Items
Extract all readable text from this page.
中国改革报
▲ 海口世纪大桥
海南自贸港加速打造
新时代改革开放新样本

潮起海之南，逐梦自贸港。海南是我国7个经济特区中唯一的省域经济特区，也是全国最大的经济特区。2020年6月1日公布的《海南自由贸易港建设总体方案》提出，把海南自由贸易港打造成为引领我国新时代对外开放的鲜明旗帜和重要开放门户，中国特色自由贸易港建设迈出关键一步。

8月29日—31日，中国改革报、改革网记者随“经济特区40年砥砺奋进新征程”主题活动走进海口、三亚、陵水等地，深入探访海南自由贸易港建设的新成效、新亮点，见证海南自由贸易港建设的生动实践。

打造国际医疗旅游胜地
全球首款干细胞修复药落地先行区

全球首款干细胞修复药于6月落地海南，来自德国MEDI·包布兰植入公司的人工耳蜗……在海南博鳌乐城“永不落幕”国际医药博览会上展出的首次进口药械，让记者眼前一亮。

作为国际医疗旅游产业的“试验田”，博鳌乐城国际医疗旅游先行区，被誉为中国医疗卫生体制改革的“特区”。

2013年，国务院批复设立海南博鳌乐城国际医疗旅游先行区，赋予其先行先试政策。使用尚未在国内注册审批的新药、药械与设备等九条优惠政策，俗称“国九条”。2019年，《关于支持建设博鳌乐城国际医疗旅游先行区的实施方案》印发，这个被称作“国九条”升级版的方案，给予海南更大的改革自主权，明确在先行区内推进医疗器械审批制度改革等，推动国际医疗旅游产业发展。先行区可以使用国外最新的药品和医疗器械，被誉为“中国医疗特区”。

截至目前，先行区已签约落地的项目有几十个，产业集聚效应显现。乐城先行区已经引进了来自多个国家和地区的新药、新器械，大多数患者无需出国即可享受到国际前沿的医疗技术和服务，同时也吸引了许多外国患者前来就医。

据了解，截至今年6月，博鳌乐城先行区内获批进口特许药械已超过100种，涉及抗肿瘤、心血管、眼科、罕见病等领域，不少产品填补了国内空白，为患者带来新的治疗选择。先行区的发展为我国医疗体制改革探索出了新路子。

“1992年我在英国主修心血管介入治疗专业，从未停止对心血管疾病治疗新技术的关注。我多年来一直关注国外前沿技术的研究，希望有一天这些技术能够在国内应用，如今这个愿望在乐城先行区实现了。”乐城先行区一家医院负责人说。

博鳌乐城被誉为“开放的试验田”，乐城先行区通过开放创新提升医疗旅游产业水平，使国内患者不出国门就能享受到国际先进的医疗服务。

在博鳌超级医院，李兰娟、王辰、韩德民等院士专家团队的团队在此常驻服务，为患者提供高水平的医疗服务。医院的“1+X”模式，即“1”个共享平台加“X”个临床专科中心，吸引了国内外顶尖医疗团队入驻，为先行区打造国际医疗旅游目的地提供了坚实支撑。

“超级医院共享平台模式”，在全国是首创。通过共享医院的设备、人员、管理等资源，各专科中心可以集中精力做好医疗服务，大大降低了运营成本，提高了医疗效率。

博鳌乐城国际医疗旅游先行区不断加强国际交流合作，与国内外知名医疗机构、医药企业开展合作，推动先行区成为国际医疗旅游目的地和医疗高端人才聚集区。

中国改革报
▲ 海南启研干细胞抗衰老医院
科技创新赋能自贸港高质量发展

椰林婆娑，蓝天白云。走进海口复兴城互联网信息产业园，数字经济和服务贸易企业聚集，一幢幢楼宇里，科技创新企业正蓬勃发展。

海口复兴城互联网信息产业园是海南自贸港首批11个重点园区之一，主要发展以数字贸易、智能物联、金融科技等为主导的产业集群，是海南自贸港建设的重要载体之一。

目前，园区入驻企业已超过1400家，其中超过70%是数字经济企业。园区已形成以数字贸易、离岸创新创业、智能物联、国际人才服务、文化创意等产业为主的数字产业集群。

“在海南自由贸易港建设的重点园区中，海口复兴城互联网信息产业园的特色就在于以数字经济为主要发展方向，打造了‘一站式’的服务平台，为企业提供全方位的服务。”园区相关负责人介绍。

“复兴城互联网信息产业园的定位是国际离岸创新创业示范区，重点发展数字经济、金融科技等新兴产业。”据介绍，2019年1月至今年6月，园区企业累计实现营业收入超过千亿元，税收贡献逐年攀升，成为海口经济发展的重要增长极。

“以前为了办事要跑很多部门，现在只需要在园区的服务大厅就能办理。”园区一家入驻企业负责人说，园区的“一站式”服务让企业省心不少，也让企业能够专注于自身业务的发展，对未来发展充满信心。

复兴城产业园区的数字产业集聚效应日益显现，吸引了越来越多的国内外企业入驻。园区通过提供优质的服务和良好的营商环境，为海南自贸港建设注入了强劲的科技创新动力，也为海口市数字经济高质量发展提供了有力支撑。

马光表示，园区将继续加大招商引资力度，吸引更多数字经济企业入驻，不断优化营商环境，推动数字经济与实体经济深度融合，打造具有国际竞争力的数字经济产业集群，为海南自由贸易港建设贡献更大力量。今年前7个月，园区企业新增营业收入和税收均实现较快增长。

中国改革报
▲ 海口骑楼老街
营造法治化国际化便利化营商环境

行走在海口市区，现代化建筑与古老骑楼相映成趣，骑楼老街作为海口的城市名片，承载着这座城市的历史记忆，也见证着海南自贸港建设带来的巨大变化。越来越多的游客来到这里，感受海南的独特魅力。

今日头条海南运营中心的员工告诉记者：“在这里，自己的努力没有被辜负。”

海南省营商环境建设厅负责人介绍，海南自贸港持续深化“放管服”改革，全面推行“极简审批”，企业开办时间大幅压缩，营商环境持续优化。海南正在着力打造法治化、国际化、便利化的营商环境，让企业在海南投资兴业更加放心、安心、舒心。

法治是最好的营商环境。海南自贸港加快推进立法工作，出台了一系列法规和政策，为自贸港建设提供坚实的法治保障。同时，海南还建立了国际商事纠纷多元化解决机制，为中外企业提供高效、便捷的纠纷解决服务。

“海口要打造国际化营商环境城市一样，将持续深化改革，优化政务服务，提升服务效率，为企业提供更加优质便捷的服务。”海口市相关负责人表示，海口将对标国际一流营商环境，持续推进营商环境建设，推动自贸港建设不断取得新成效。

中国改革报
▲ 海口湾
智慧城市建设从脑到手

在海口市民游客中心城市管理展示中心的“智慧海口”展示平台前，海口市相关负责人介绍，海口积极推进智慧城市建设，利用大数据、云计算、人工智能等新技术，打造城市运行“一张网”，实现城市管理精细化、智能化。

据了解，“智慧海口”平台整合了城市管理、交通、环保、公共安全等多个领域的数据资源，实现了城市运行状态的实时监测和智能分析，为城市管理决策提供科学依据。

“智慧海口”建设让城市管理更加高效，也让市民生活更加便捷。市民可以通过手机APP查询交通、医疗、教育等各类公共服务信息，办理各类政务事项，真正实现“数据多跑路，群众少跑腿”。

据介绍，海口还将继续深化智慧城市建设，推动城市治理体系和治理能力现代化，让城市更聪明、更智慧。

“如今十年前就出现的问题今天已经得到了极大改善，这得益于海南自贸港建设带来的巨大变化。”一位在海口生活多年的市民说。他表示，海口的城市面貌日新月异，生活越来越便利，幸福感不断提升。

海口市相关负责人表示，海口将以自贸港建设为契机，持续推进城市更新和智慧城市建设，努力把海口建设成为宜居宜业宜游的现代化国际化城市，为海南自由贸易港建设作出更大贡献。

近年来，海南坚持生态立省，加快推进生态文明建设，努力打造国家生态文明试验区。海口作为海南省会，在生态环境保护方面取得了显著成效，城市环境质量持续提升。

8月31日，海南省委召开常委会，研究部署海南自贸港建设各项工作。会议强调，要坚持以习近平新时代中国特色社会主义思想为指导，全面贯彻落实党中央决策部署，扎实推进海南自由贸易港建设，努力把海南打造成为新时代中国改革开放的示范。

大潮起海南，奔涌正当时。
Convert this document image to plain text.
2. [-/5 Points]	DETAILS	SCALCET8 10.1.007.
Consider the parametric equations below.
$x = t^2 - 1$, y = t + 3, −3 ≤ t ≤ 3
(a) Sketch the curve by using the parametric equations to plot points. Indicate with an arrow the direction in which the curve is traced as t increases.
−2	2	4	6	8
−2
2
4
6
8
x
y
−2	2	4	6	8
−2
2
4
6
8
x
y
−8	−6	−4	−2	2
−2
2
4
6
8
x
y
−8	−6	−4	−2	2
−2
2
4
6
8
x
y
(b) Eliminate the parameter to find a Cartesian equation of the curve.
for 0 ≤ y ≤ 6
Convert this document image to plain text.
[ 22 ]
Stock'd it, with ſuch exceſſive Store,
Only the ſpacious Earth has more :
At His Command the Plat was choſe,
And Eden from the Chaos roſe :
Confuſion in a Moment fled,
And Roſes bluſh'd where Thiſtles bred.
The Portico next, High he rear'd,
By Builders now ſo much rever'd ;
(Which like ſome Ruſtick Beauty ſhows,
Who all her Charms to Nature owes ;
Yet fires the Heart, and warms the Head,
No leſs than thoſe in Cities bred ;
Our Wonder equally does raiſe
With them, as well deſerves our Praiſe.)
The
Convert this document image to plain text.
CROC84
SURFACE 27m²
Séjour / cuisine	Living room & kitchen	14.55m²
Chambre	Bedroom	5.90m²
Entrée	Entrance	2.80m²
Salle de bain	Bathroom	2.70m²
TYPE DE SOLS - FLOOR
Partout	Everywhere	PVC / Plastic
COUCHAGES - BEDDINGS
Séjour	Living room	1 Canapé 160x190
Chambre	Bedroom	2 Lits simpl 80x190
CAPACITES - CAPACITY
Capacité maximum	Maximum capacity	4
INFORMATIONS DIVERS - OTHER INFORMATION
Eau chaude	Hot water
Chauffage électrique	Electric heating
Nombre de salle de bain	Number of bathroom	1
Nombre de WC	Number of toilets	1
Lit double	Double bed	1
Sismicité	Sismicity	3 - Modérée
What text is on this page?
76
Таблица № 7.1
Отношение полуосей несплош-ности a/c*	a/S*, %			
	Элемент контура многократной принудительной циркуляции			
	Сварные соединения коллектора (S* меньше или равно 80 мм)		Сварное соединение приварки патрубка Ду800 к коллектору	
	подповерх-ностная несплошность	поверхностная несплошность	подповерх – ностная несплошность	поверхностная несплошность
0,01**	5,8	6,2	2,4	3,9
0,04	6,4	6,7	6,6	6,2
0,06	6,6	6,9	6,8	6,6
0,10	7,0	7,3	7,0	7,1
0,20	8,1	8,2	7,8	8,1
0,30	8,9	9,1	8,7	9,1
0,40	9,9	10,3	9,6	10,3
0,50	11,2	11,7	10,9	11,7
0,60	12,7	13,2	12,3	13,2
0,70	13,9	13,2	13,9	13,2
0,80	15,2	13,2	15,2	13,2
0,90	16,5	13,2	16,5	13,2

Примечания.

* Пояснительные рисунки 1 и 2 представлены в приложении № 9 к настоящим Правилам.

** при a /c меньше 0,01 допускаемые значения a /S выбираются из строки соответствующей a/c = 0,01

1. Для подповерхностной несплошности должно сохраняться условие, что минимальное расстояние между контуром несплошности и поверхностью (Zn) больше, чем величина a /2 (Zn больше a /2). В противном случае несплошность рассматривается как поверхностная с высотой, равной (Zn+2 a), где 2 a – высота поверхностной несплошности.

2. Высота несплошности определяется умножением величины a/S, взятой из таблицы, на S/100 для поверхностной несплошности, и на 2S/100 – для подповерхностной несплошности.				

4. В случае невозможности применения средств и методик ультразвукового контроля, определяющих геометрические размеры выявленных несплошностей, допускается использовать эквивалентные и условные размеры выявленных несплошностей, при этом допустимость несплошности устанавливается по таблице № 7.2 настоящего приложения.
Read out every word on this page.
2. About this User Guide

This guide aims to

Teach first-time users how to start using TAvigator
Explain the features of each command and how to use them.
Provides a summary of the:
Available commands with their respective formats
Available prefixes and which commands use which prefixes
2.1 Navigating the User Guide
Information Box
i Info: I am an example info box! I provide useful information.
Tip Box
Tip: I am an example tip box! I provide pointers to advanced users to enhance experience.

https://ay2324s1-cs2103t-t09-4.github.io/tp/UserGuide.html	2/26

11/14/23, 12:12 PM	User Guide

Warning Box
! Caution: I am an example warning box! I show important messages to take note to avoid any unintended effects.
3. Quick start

Exercise details
Find all lines where the word "parametric" appears. Copy them.

Answer to the task
Consider the parametric equations below.
(a) Sketch the curve by using the parametric equations to plot points. Indicate with an arrow the direction in which the curve is traced as t increases.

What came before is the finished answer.